• _Problem to work on_: Retype all of the data. Every line must match exactly.

* BEGIN Given data *

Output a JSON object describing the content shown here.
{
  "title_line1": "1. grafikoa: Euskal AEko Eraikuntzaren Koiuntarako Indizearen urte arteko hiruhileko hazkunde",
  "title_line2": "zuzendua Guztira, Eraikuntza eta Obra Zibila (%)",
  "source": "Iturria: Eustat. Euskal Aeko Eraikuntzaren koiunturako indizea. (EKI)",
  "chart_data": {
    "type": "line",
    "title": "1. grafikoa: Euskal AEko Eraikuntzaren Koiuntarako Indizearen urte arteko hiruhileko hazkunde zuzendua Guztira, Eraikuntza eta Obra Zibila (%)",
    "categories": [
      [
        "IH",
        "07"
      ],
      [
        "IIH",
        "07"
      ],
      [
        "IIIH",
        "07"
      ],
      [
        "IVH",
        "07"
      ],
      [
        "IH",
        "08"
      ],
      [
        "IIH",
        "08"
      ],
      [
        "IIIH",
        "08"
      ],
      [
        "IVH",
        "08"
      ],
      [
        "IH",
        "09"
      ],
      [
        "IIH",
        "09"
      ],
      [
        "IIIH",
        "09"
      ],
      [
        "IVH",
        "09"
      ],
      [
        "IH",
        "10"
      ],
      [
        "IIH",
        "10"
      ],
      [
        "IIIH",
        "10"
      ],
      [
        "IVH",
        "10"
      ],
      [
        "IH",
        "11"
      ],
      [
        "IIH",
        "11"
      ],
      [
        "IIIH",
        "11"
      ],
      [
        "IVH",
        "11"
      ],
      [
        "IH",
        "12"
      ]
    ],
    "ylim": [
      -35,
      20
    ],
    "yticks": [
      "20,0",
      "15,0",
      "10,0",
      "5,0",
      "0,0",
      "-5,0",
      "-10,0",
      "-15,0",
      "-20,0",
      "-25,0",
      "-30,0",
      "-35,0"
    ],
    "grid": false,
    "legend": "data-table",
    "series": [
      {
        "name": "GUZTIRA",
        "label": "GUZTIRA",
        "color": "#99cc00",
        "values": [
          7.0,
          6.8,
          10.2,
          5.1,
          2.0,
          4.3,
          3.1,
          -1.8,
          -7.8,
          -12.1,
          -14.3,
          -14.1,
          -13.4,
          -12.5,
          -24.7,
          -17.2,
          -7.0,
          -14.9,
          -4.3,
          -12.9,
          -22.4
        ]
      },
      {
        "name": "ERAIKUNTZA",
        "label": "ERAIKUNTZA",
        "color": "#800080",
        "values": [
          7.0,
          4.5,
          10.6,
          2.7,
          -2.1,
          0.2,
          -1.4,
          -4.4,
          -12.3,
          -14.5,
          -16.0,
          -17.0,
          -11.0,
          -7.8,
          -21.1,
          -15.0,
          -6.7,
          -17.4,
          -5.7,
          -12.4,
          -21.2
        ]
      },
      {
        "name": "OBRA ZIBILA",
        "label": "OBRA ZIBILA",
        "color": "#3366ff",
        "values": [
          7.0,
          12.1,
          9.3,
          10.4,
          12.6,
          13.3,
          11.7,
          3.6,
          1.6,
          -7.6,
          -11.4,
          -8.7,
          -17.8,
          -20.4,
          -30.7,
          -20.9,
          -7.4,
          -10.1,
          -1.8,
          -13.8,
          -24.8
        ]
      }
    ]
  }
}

* END Given data *

• _Answer_:
Output a JSON object describing the content shown here.
{
  "title_line1": "1. grafikoa: Euskal AEko Eraikuntzaren Koiuntarako Indizearen urte arteko hiruhileko hazkunde",
  "title_line2": "zuzendua Guztira, Eraikuntza eta Obra Zibila (%)",
  "source": "Iturria: Eustat. Euskal Aeko Eraikuntzaren koiunturako indizea. (EKI)",
  "chart_data": {
    "type": "line",
    "title": "1. grafikoa: Euskal AEko Eraikuntzaren Koiuntarako Indizearen urte arteko hiruhileko hazkunde zuzendua Guztira, Eraikuntza eta Obra Zibila (%)",
    "categories": [
      [
        "IH",
        "07"
      ],
      [
        "IIH",
        "07"
      ],
      [
        "IIIH",
        "07"
      ],
      [
        "IVH",
        "07"
      ],
      [
        "IH",
        "08"
      ],
      [
        "IIH",
        "08"
      ],
      [
        "IIIH",
        "08"
      ],
      [
        "IVH",
        "08"
      ],
      [
        "IH",
        "09"
      ],
      [
        "IIH",
        "09"
      ],
      [
        "IIIH",
        "09"
      ],
      [
        "IVH",
        "09"
      ],
      [
        "IH",
        "10"
      ],
      [
        "IIH",
        "10"
      ],
      [
        "IIIH",
        "10"
      ],
      [
        "IVH",
        "10"
      ],
      [
        "IH",
        "11"
      ],
      [
        "IIH",
        "11"
      ],
      [
        "IIIH",
        "11"
      ],
      [
        "IVH",
        "11"
      ],
      [
        "IH",
        "12"
      ]
    ],
    "ylim": [
      -35,
      20
    ],
    "yticks": [
      "20,0",
      "15,0",
      "10,0",
      "5,0",
      "0,0",
      "-5,0",
      "-10,0",
      "-15,0",
      "-20,0",
      "-25,0",
      "-30,0",
      "-35,0"
    ],
    "grid": false,
    "legend": "data-table",
    "series": [
      {
        "name": "GUZTIRA",
        "label": "GUZTIRA",
        "color": "#99cc00",
        "values": [
          7.0,
          6.8,
          10.2,
          5.1,
          2.0,
          4.3,
          3.1,
          -1.8,
          -7.8,
          -12.1,
          -14.3,
          -14.1,
          -13.4,
          -12.5,
          -24.7,
          -17.2,
          -7.0,
          -14.9,
          -4.3,
          -12.9,
          -22.4
        ]
      },
      {
        "name": "ERAIKUNTZA",
        "label": "ERAIKUNTZA",
        "color": "#800080",
        "values": [
          7.0,
          4.5,
          10.6,
          2.7,
          -2.1,
          0.2,
          -1.4,
          -4.4,
          -12.3,
          -14.5,
          -16.0,
          -17.0,
          -11.0,
          -7.8,
          -21.1,
          -15.0,
          -6.7,
          -17.4,
          -5.7,
          -12.4,
          -21.2
        ]
      },
      {
        "name": "OBRA ZIBILA",
        "label": "OBRA ZIBILA",
        "color": "#3366ff",
        "values": [
          7.0,
          12.1,
          9.3,
          10.4,
          12.6,
          13.3,
          11.7,
          3.6,
          1.6,
          -7.6,
          -11.4,
          -8.7,
          -17.8,
          -20.4,
          -30.7,
          -20.9,
          -7.4,
          -10.1,
          -1.8,
          -13.8,
          -24.8
        ]
      }
    ]
  }
}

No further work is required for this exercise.